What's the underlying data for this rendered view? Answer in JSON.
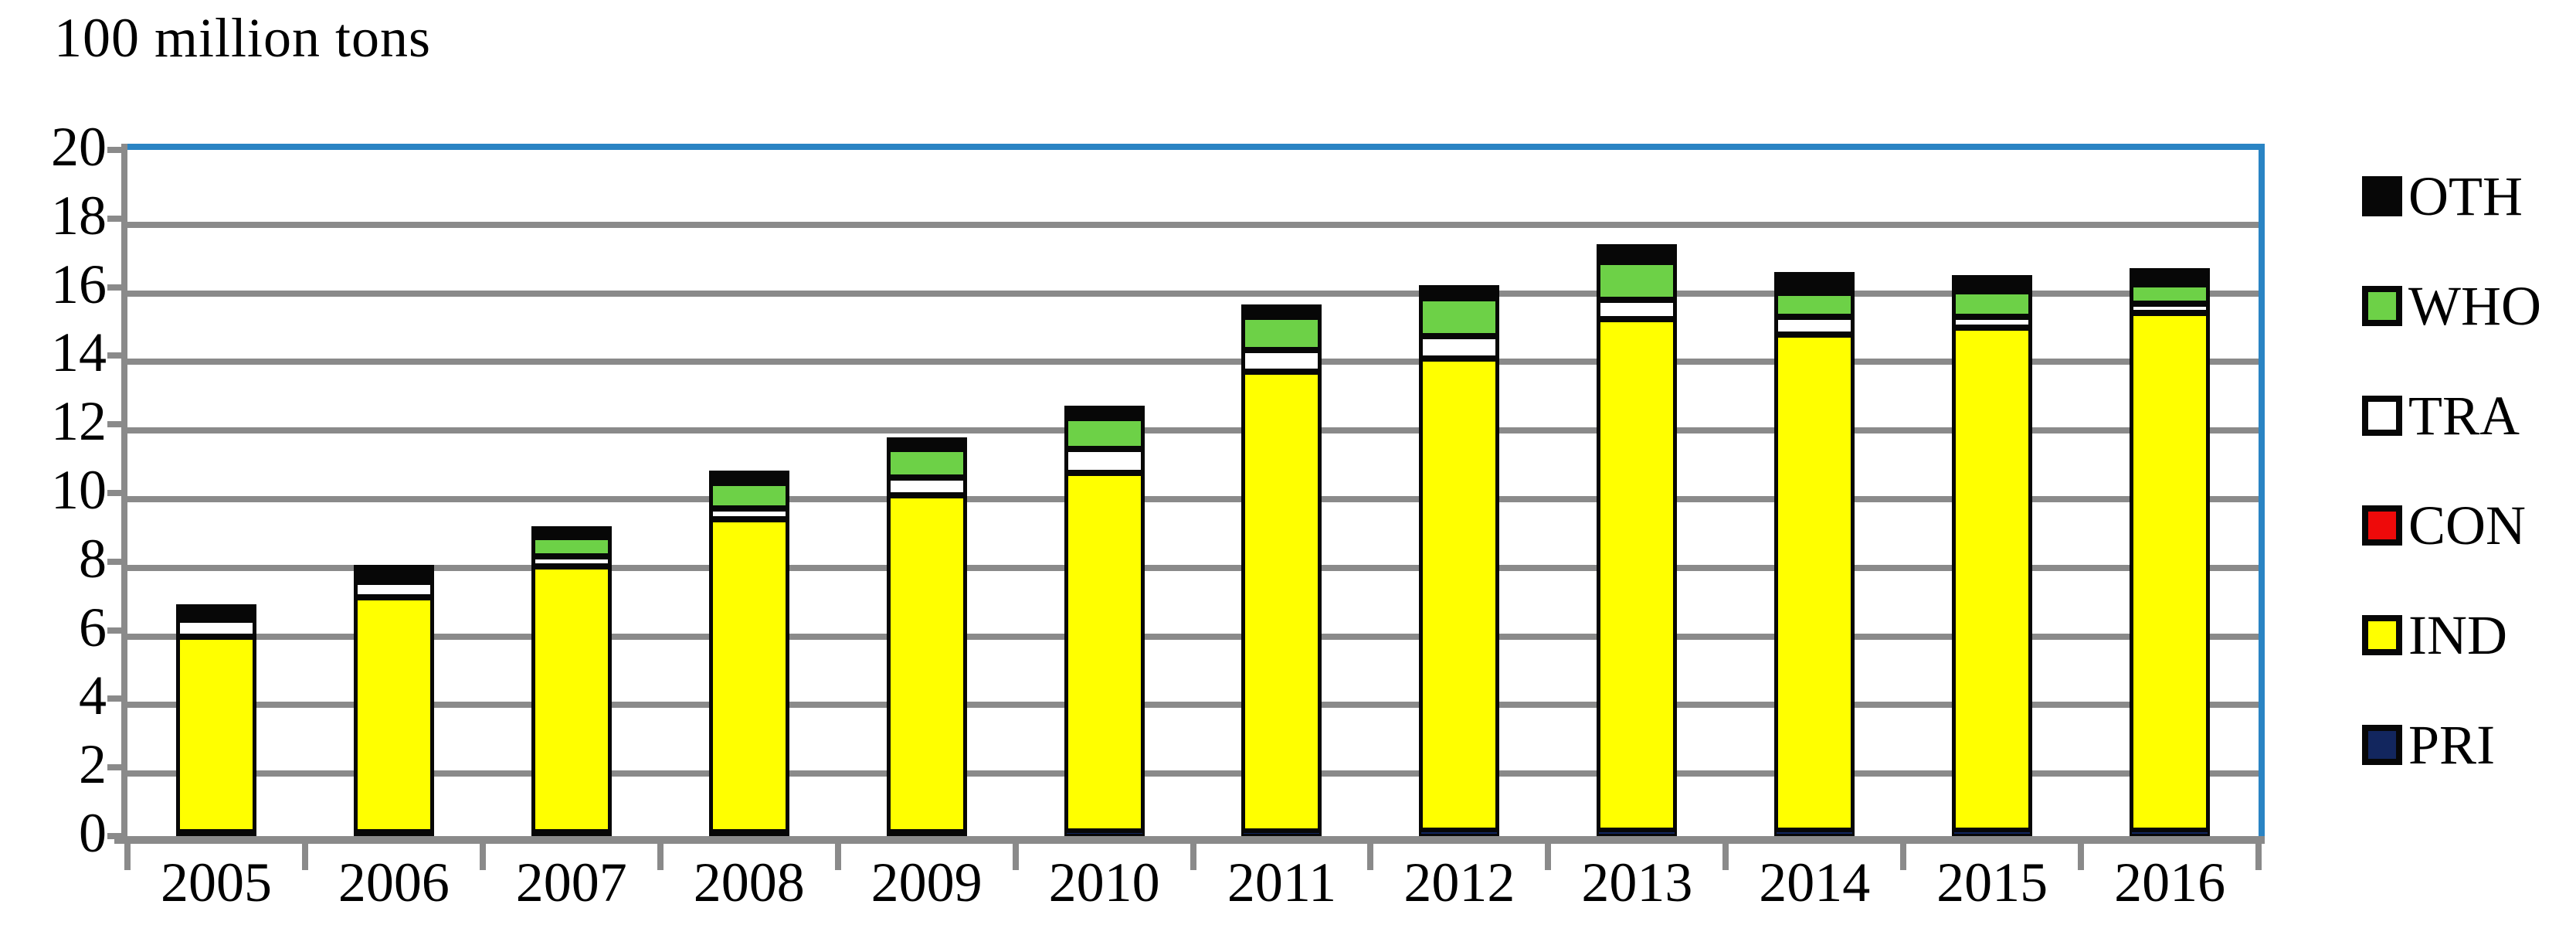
{
  "title": "100 million tons",
  "colors": {
    "plot_border_blue": "#2A84C4",
    "gridline_gray": "#8A8A8A",
    "segment_outline": "#070707",
    "text": "#000000"
  },
  "chart_data": {
    "type": "bar",
    "stacked": true,
    "title": "100 million tons",
    "xlabel": "",
    "ylabel": "100 million tons",
    "ylim": [
      0,
      20
    ],
    "grid": true,
    "legend_position": "right",
    "y_ticks": [
      "20",
      "18",
      "16",
      "14",
      "12",
      "10",
      "8",
      "6",
      "4",
      "2",
      "0"
    ],
    "categories": [
      "2005",
      "2006",
      "2007",
      "2008",
      "2009",
      "2010",
      "2011",
      "2012",
      "2013",
      "2014",
      "2015",
      "2016"
    ],
    "totals": [
      6.6,
      7.85,
      9.0,
      10.65,
      11.6,
      12.55,
      15.5,
      16.05,
      17.25,
      16.45,
      16.35,
      16.55
    ],
    "series": [
      {
        "name": "PRI",
        "color": "#12265E",
        "values": [
          0.1,
          0.1,
          0.1,
          0.12,
          0.12,
          0.15,
          0.15,
          0.18,
          0.18,
          0.18,
          0.18,
          0.18
        ]
      },
      {
        "name": "IND",
        "color": "#FFFF00",
        "values": [
          5.7,
          6.85,
          7.75,
          9.13,
          9.83,
          10.45,
          13.4,
          13.77,
          14.92,
          14.47,
          14.67,
          15.1
        ]
      },
      {
        "name": "CON",
        "color": "#EE0A0A",
        "values": [
          0,
          0,
          0,
          0,
          0,
          0,
          0,
          0,
          0,
          0,
          0,
          0
        ]
      },
      {
        "name": "TRA",
        "color": "#FFFFFF",
        "values": [
          0.5,
          0.45,
          0.3,
          0.3,
          0.5,
          0.7,
          0.65,
          0.65,
          0.55,
          0.5,
          0.3,
          0.27
        ]
      },
      {
        "name": "WHO",
        "color": "#6DD147",
        "values": [
          0.05,
          0.15,
          0.55,
          0.75,
          0.85,
          0.9,
          0.95,
          1.1,
          1.1,
          0.7,
          0.75,
          0.55
        ]
      },
      {
        "name": "OTH",
        "color": "#070707",
        "values": [
          0.25,
          0.3,
          0.3,
          0.35,
          0.3,
          0.35,
          0.35,
          0.35,
          0.5,
          0.6,
          0.45,
          0.45
        ]
      }
    ]
  },
  "legend": {
    "items": [
      {
        "label": "OTH",
        "color": "#070707"
      },
      {
        "label": "WHO",
        "color": "#6DD147"
      },
      {
        "label": "TRA",
        "color": "#FFFFFF"
      },
      {
        "label": "CON",
        "color": "#EE0A0A"
      },
      {
        "label": "IND",
        "color": "#FFFF00"
      },
      {
        "label": "PRI",
        "color": "#12265E"
      }
    ]
  }
}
________
WHAT THE EXERCISE ASKS
The material above holds pictures; copy everything else in it exactly.

SOLUTION TO THE EXERCISE
What's the underlying data for this rendered view? Answer in JSON.
{
  "title": "100 million tons",
  "colors": {
    "plot_border_blue": "#2A84C4",
    "gridline_gray": "#8A8A8A",
    "segment_outline": "#070707",
    "text": "#000000"
  },
  "chart_data": {
    "type": "bar",
    "stacked": true,
    "title": "100 million tons",
    "xlabel": "",
    "ylabel": "100 million tons",
    "ylim": [
      0,
      20
    ],
    "grid": true,
    "legend_position": "right",
    "y_ticks": [
      "20",
      "18",
      "16",
      "14",
      "12",
      "10",
      "8",
      "6",
      "4",
      "2",
      "0"
    ],
    "categories": [
      "2005",
      "2006",
      "2007",
      "2008",
      "2009",
      "2010",
      "2011",
      "2012",
      "2013",
      "2014",
      "2015",
      "2016"
    ],
    "totals": [
      6.6,
      7.85,
      9.0,
      10.65,
      11.6,
      12.55,
      15.5,
      16.05,
      17.25,
      16.45,
      16.35,
      16.55
    ],
    "series": [
      {
        "name": "PRI",
        "color": "#12265E",
        "values": [
          0.1,
          0.1,
          0.1,
          0.12,
          0.12,
          0.15,
          0.15,
          0.18,
          0.18,
          0.18,
          0.18,
          0.18
        ]
      },
      {
        "name": "IND",
        "color": "#FFFF00",
        "values": [
          5.7,
          6.85,
          7.75,
          9.13,
          9.83,
          10.45,
          13.4,
          13.77,
          14.92,
          14.47,
          14.67,
          15.1
        ]
      },
      {
        "name": "CON",
        "color": "#EE0A0A",
        "values": [
          0,
          0,
          0,
          0,
          0,
          0,
          0,
          0,
          0,
          0,
          0,
          0
        ]
      },
      {
        "name": "TRA",
        "color": "#FFFFFF",
        "values": [
          0.5,
          0.45,
          0.3,
          0.3,
          0.5,
          0.7,
          0.65,
          0.65,
          0.55,
          0.5,
          0.3,
          0.27
        ]
      },
      {
        "name": "WHO",
        "color": "#6DD147",
        "values": [
          0.05,
          0.15,
          0.55,
          0.75,
          0.85,
          0.9,
          0.95,
          1.1,
          1.1,
          0.7,
          0.75,
          0.55
        ]
      },
      {
        "name": "OTH",
        "color": "#070707",
        "values": [
          0.25,
          0.3,
          0.3,
          0.35,
          0.3,
          0.35,
          0.35,
          0.35,
          0.5,
          0.6,
          0.45,
          0.45
        ]
      }
    ]
  },
  "legend": {
    "items": [
      {
        "label": "OTH",
        "color": "#070707"
      },
      {
        "label": "WHO",
        "color": "#6DD147"
      },
      {
        "label": "TRA",
        "color": "#FFFFFF"
      },
      {
        "label": "CON",
        "color": "#EE0A0A"
      },
      {
        "label": "IND",
        "color": "#FFFF00"
      },
      {
        "label": "PRI",
        "color": "#12265E"
      }
    ]
  }
}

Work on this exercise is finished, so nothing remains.